# Start of Data supplied
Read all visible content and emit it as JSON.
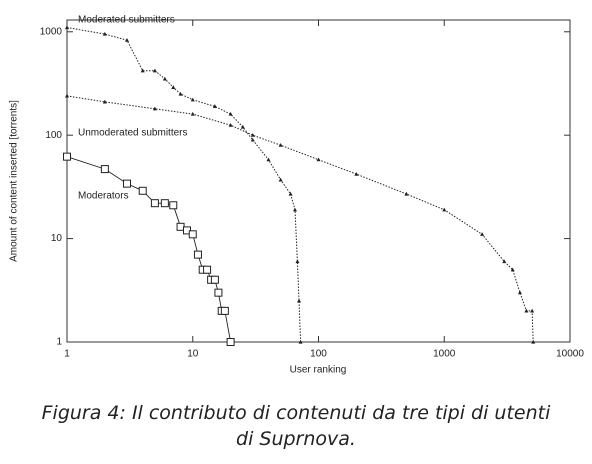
{
  "chart_data": {
    "type": "line",
    "x_label": "User ranking",
    "y_label": "Amount of content inserted [torrents]",
    "xscale": "log",
    "yscale": "log",
    "xlim": [
      1,
      10000
    ],
    "ylim": [
      1,
      1300
    ],
    "xticks": [
      1,
      10,
      100,
      1000,
      10000
    ],
    "yticks": [
      1,
      10,
      100,
      1000
    ],
    "series": [
      {
        "name": "Moderated submitters",
        "color": "#222222",
        "marker": "triangle",
        "line_style": "dotted",
        "x": [
          1,
          2,
          3,
          4,
          5,
          6,
          7,
          8,
          10,
          15,
          20,
          25,
          30,
          40,
          50,
          60,
          65,
          68,
          70,
          72
        ],
        "values": [
          1100,
          950,
          830,
          420,
          420,
          350,
          290,
          250,
          220,
          190,
          160,
          120,
          90,
          58,
          37,
          27,
          19,
          6,
          2.5,
          1
        ]
      },
      {
        "name": "Unmoderated submitters",
        "color": "#222222",
        "marker": "triangle",
        "line_style": "dotted",
        "x": [
          1,
          2,
          5,
          10,
          20,
          30,
          50,
          100,
          200,
          500,
          1000,
          2000,
          3000,
          3500,
          4000,
          4500,
          5000,
          5100
        ],
        "values": [
          240,
          210,
          180,
          160,
          125,
          100,
          80,
          58,
          42,
          27,
          19,
          11,
          6,
          5,
          3,
          2,
          2,
          1
        ]
      },
      {
        "name": "Moderators",
        "color": "#222222",
        "marker": "square",
        "line_style": "solid",
        "x": [
          1,
          2,
          3,
          4,
          5,
          6,
          7,
          8,
          9,
          10,
          11,
          12,
          13,
          14,
          15,
          16,
          17,
          18,
          20
        ],
        "values": [
          62,
          47,
          34,
          29,
          22,
          22,
          21,
          13,
          12,
          11,
          7,
          5,
          5,
          4,
          4,
          3,
          2,
          2,
          1
        ]
      }
    ],
    "caption": [
      "Figura 4: Il contributo di contenuti da tre tipi di utenti",
      "di Suprnova."
    ]
  }
}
# End of Data supplied
Problem to solve » Write the listing above out again exactly, dropping each image.

Solution below »
Read all visible content and emit it as JSON.
{
  "chart_data": {
    "type": "line",
    "x_label": "User ranking",
    "y_label": "Amount of content inserted [torrents]",
    "xscale": "log",
    "yscale": "log",
    "xlim": [
      1,
      10000
    ],
    "ylim": [
      1,
      1300
    ],
    "xticks": [
      1,
      10,
      100,
      1000,
      10000
    ],
    "yticks": [
      1,
      10,
      100,
      1000
    ],
    "series": [
      {
        "name": "Moderated submitters",
        "color": "#222222",
        "marker": "triangle",
        "line_style": "dotted",
        "x": [
          1,
          2,
          3,
          4,
          5,
          6,
          7,
          8,
          10,
          15,
          20,
          25,
          30,
          40,
          50,
          60,
          65,
          68,
          70,
          72
        ],
        "values": [
          1100,
          950,
          830,
          420,
          420,
          350,
          290,
          250,
          220,
          190,
          160,
          120,
          90,
          58,
          37,
          27,
          19,
          6,
          2.5,
          1
        ]
      },
      {
        "name": "Unmoderated submitters",
        "color": "#222222",
        "marker": "triangle",
        "line_style": "dotted",
        "x": [
          1,
          2,
          5,
          10,
          20,
          30,
          50,
          100,
          200,
          500,
          1000,
          2000,
          3000,
          3500,
          4000,
          4500,
          5000,
          5100
        ],
        "values": [
          240,
          210,
          180,
          160,
          125,
          100,
          80,
          58,
          42,
          27,
          19,
          11,
          6,
          5,
          3,
          2,
          2,
          1
        ]
      },
      {
        "name": "Moderators",
        "color": "#222222",
        "marker": "square",
        "line_style": "solid",
        "x": [
          1,
          2,
          3,
          4,
          5,
          6,
          7,
          8,
          9,
          10,
          11,
          12,
          13,
          14,
          15,
          16,
          17,
          18,
          20
        ],
        "values": [
          62,
          47,
          34,
          29,
          22,
          22,
          21,
          13,
          12,
          11,
          7,
          5,
          5,
          4,
          4,
          3,
          2,
          2,
          1
        ]
      }
    ],
    "caption": [
      "Figura 4: Il contributo di contenuti da tre tipi di utenti",
      "di Suprnova."
    ]
  }
}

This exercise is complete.